* **WORK REQUIRED**: State how many lines in the records below contain the string "body", with case taken into account, and give only that number.

* **LISTED ENTRIES**:

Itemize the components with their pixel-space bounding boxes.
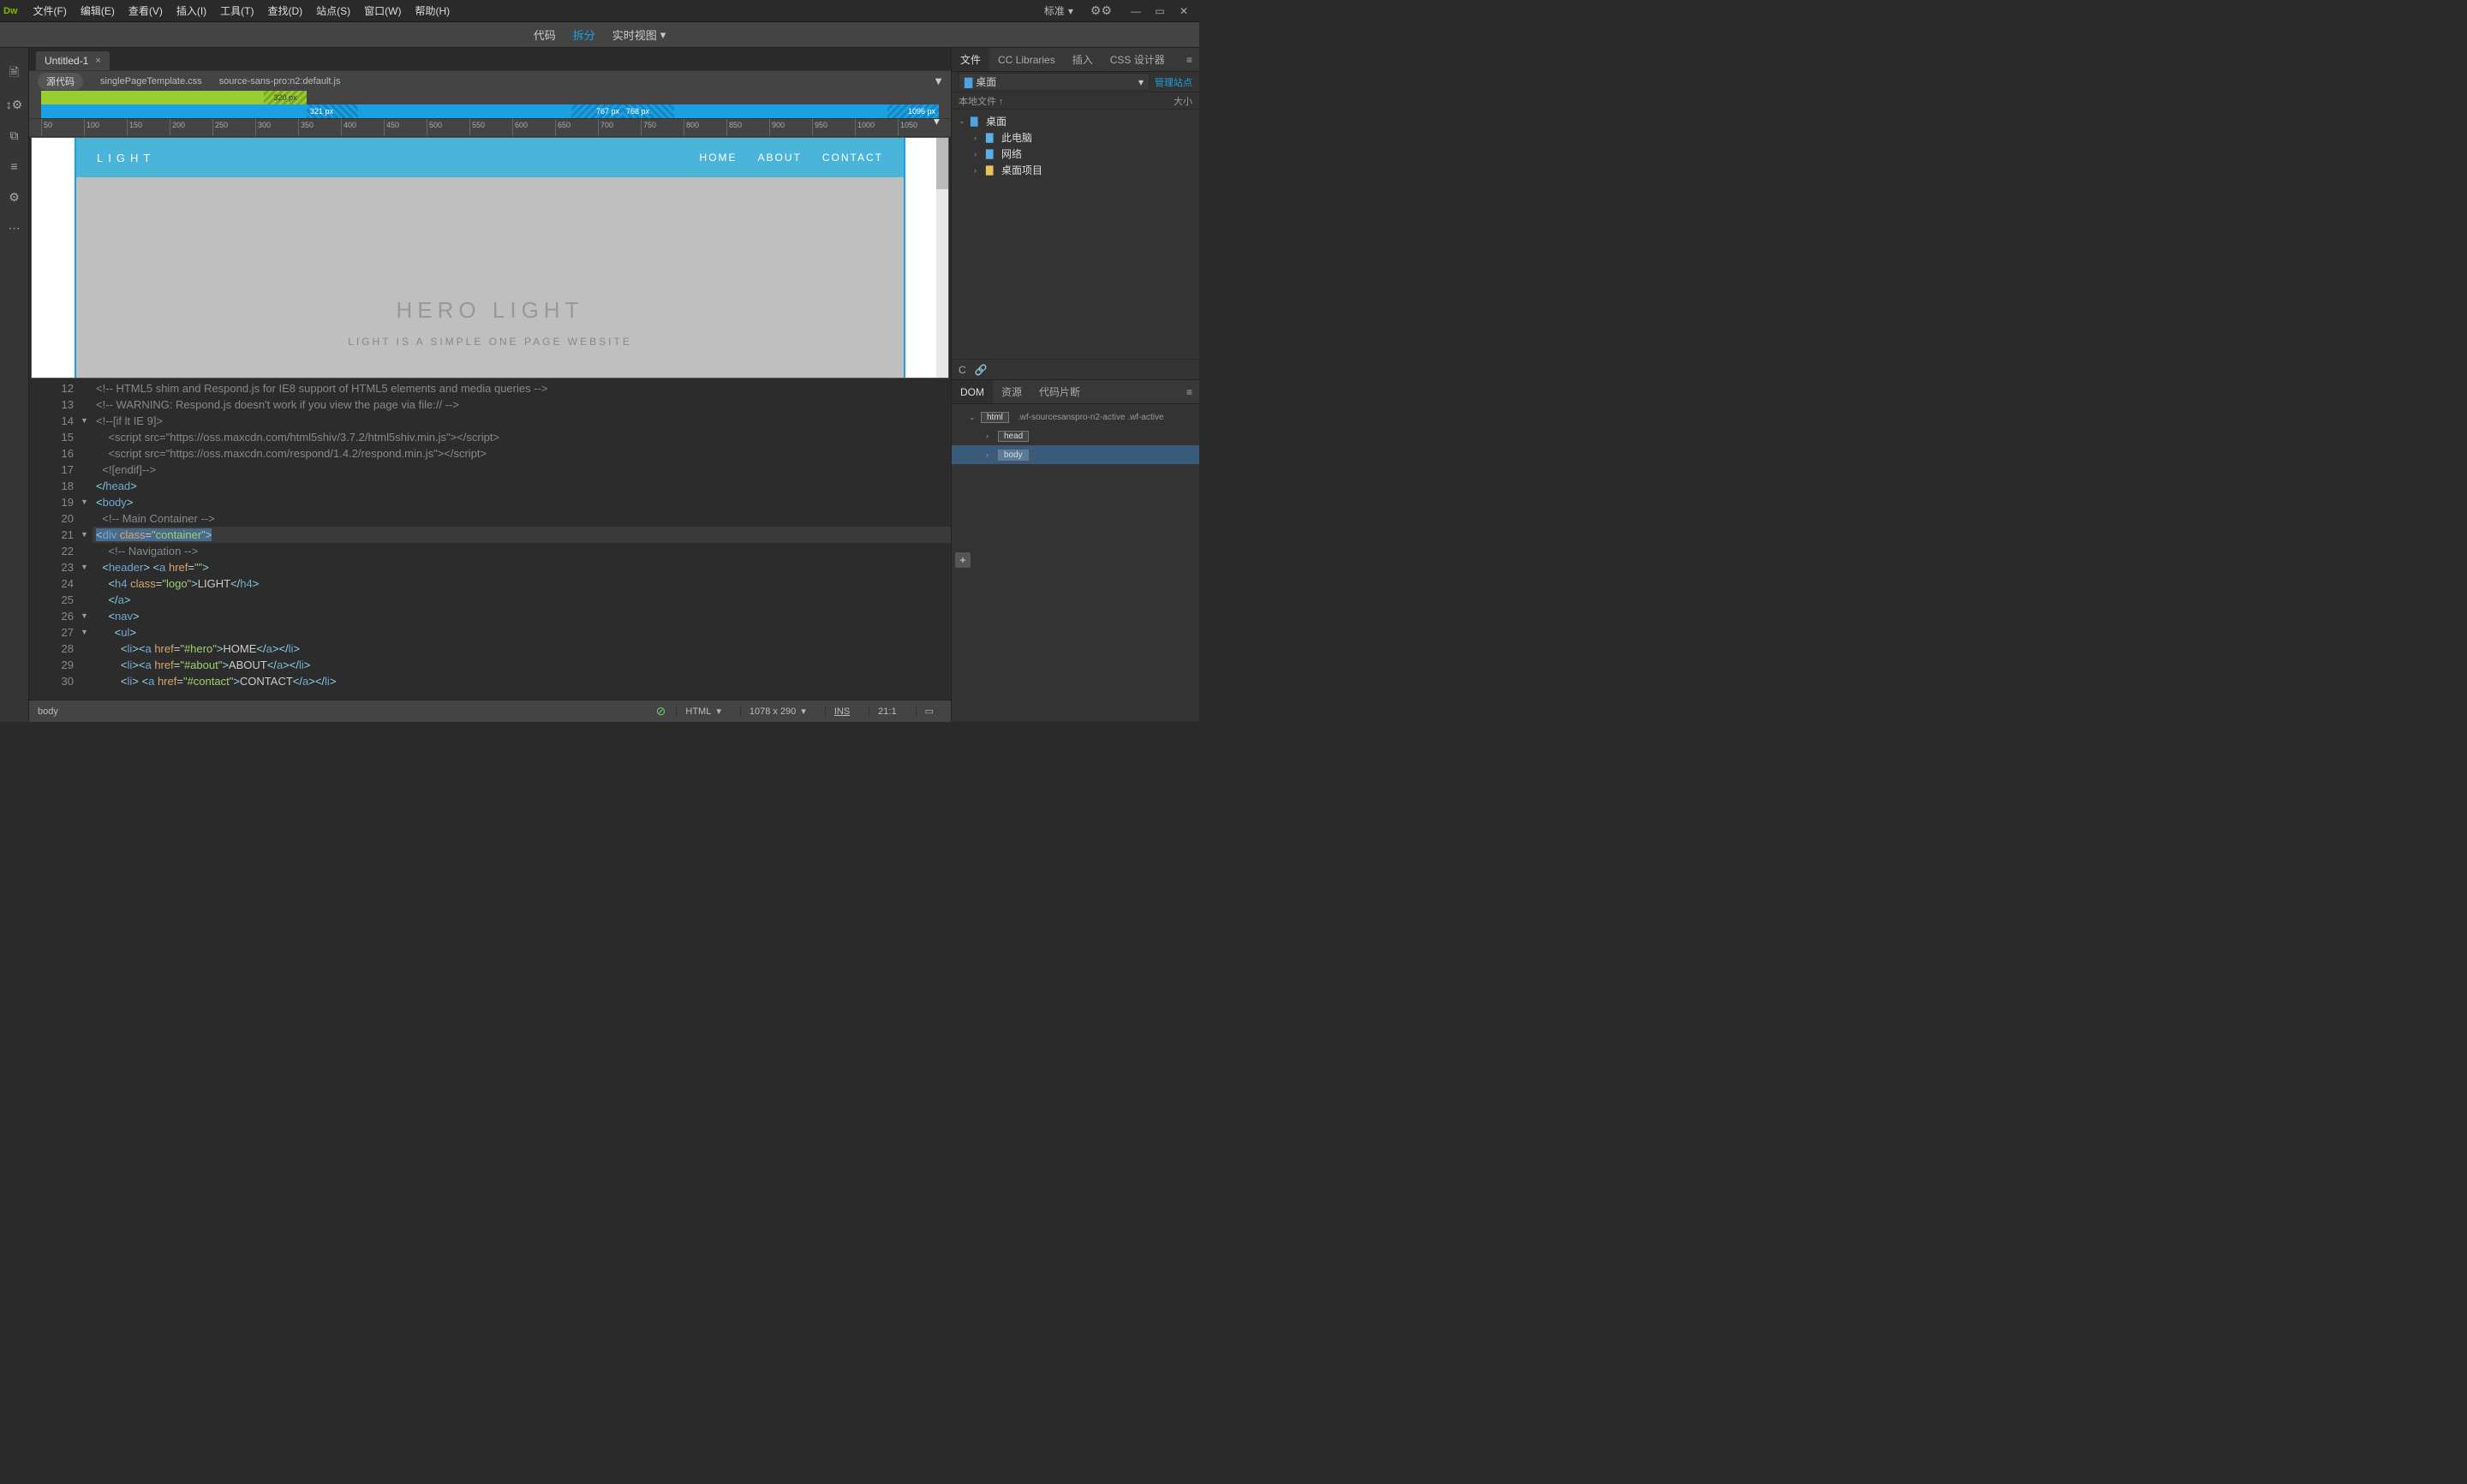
size-column[interactable]: 大小 [1174, 94, 1192, 108]
panel-tabs-dom: DOM 资源 代码片断 ≡ [952, 380, 1199, 404]
panel-tab-cclib[interactable]: CC Libraries [989, 48, 1064, 71]
site-selector[interactable]: ▇桌面▾ [959, 73, 1150, 91]
dom-node-html[interactable]: html [981, 412, 1009, 423]
menu-items: 文件(F)编辑(E)查看(V)插入(I)工具(T)查找(D)站点(S)窗口(W)… [27, 0, 1039, 21]
document-area: Untitled-1 × 源代码 singlePageTemplate.css … [29, 48, 951, 722]
filter-icon[interactable]: ▼ [933, 74, 944, 87]
menu-item[interactable]: 帮助(H) [408, 0, 457, 21]
view-split[interactable]: 拆分 [573, 27, 595, 43]
tree-row[interactable]: ›▇网络 [952, 146, 1199, 162]
panel-menu-icon[interactable]: ≡ [1180, 386, 1199, 398]
preview-nav-contact[interactable]: CONTACT [822, 152, 883, 164]
menu-item[interactable]: 编辑(E) [74, 0, 122, 21]
minimize-button[interactable]: — [1124, 2, 1148, 21]
preview-logo[interactable]: LIGHT [97, 152, 155, 164]
left-toolbar: 🗎 ↕⚙ ⧉ ≡ ⚙ ⋯ [0, 48, 29, 722]
preview-nav-about[interactable]: ABOUT [758, 152, 802, 164]
menu-item[interactable]: 窗口(W) [357, 0, 408, 21]
preview-nav: HOME ABOUT CONTACT [700, 152, 883, 164]
view-code[interactable]: 代码 [534, 27, 556, 43]
tree-row[interactable]: ⌄▇桌面 [952, 113, 1199, 129]
document-tab[interactable]: Untitled-1 × [36, 51, 110, 70]
source-code-pill[interactable]: 源代码 [38, 73, 83, 90]
sync-icon[interactable]: 🔗 [975, 364, 988, 376]
scrub-handle-icon[interactable]: ⇕▾ [933, 118, 946, 129]
no-errors-icon[interactable]: ⊘ [656, 704, 666, 718]
window-size[interactable]: 1078 x 290 ▾ [740, 706, 815, 717]
extract-icon[interactable]: ⧉ [6, 127, 23, 144]
manage-icon[interactable]: ↕⚙ [6, 96, 23, 113]
menubar: Dw 文件(F)编辑(E)查看(V)插入(I)工具(T)查找(D)站点(S)窗口… [0, 0, 1199, 22]
files-tree[interactable]: ⌄▇桌面›▇此电脑›▇网络›▇桌面项目 [952, 110, 1199, 359]
panel-tab-css[interactable]: CSS 设计器 [1102, 48, 1174, 71]
close-tab-icon[interactable]: × [95, 56, 100, 66]
panel-menu-icon[interactable]: ≡ [1180, 54, 1199, 66]
app-logo: Dw [3, 6, 18, 16]
more-icon[interactable]: ⋯ [6, 219, 23, 236]
menu-item[interactable]: 工具(T) [213, 0, 260, 21]
dom-node-body[interactable]: body [998, 450, 1029, 461]
related-files-bar: 源代码 singlePageTemplate.css source-sans-p… [29, 70, 951, 91]
menu-item[interactable]: 站点(S) [309, 0, 357, 21]
breakpoint-rulers: 320 px 321 px 767 px 768 px 1096 px [29, 91, 951, 118]
panel-tab-insert[interactable]: 插入 [1064, 48, 1102, 71]
maximize-button[interactable]: ▭ [1148, 2, 1172, 21]
menu-item[interactable]: 查找(D) [260, 0, 309, 21]
local-files-header[interactable]: 本地文件 ↑ [959, 94, 1004, 108]
preview-header: LIGHT HOME ABOUT CONTACT [76, 138, 904, 177]
refresh-icon[interactable]: C [959, 364, 966, 376]
menu-item[interactable]: 插入(I) [170, 0, 213, 21]
view-switcher: 代码 拆分 实时视图 ▾ [0, 22, 1199, 48]
options-icon[interactable]: ⚙ [6, 188, 23, 206]
menu-item[interactable]: 查看(V) [122, 0, 170, 21]
fold-column[interactable]: ▼▼▼▼▼▼ [81, 378, 93, 700]
line-gutter: 12131415161718192021222324252627282930 [29, 378, 81, 700]
breakpoint-desktop[interactable]: 321 px 767 px 768 px 1096 px [41, 104, 939, 118]
panel-tab-files[interactable]: 文件 [952, 48, 989, 71]
workspace-selector[interactable]: 标准▾ [1039, 3, 1078, 18]
breakpoint-mobile[interactable]: 320 px [41, 91, 307, 104]
panel-tab-assets[interactable]: 资源 [993, 380, 1030, 403]
code-editor[interactable]: 12131415161718192021222324252627282930 ▼… [29, 378, 951, 700]
language-selector[interactable]: HTML ▾ [676, 706, 729, 717]
tree-row[interactable]: ›▇桌面项目 [952, 162, 1199, 178]
tree-row[interactable]: ›▇此电脑 [952, 129, 1199, 146]
live-preview[interactable]: LIGHT HOME ABOUT CONTACT HERO LIGHT LIGH… [31, 137, 949, 378]
preview-nav-home[interactable]: HOME [700, 152, 738, 164]
preview-icon[interactable]: ▭ [916, 706, 942, 717]
tag-selector[interactable]: body [38, 706, 646, 717]
document-tabs: Untitled-1 × [29, 48, 951, 70]
pixel-ruler[interactable]: 5010015020025030035040045050055060065070… [29, 118, 951, 137]
dom-add-button[interactable]: + [955, 552, 971, 568]
status-bar: body ⊘ HTML ▾ 1078 x 290 ▾ INS 21:1 ▭ [29, 700, 951, 722]
close-button[interactable]: ✕ [1172, 2, 1196, 21]
panel-tab-snippets[interactable]: 代码片断 [1030, 380, 1089, 403]
files-panel: ▇桌面▾ 管理站点 本地文件 ↑ 大小 ⌄▇桌面›▇此电脑›▇网络›▇桌面项目 … [952, 72, 1199, 380]
dom-panel[interactable]: ⌄ html .wf-sourcesanspro-n2-active .wf-a… [952, 404, 1199, 722]
panel-tab-dom[interactable]: DOM [952, 380, 993, 403]
preview-hero: HERO LIGHT LIGHT IS A SIMPLE ONE PAGE WE… [76, 177, 904, 348]
insert-mode[interactable]: INS [825, 706, 858, 717]
related-file[interactable]: source-sans-pro:n2:default.js [219, 76, 341, 86]
wrap-icon[interactable]: ≡ [6, 158, 23, 175]
related-file[interactable]: singlePageTemplate.css [100, 76, 202, 86]
dom-node-head[interactable]: head [998, 431, 1029, 442]
menu-item[interactable]: 文件(F) [27, 0, 74, 21]
sync-settings-icon[interactable]: ⚙⚙ [1085, 3, 1117, 18]
view-live[interactable]: 实时视图 ▾ [612, 27, 666, 43]
manage-sites-link[interactable]: 管理站点 [1155, 75, 1192, 89]
preview-scrollbar[interactable] [936, 138, 948, 378]
file-icon[interactable]: 🗎 [6, 65, 23, 82]
cursor-position: 21:1 [869, 706, 905, 717]
panel-tabs-top: 文件 CC Libraries 插入 CSS 设计器 ≡ [952, 48, 1199, 72]
right-panels: 文件 CC Libraries 插入 CSS 设计器 ≡ ▇桌面▾ 管理站点 本… [951, 48, 1199, 722]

* **ANSWER FOR THIS EXERCISE**: 3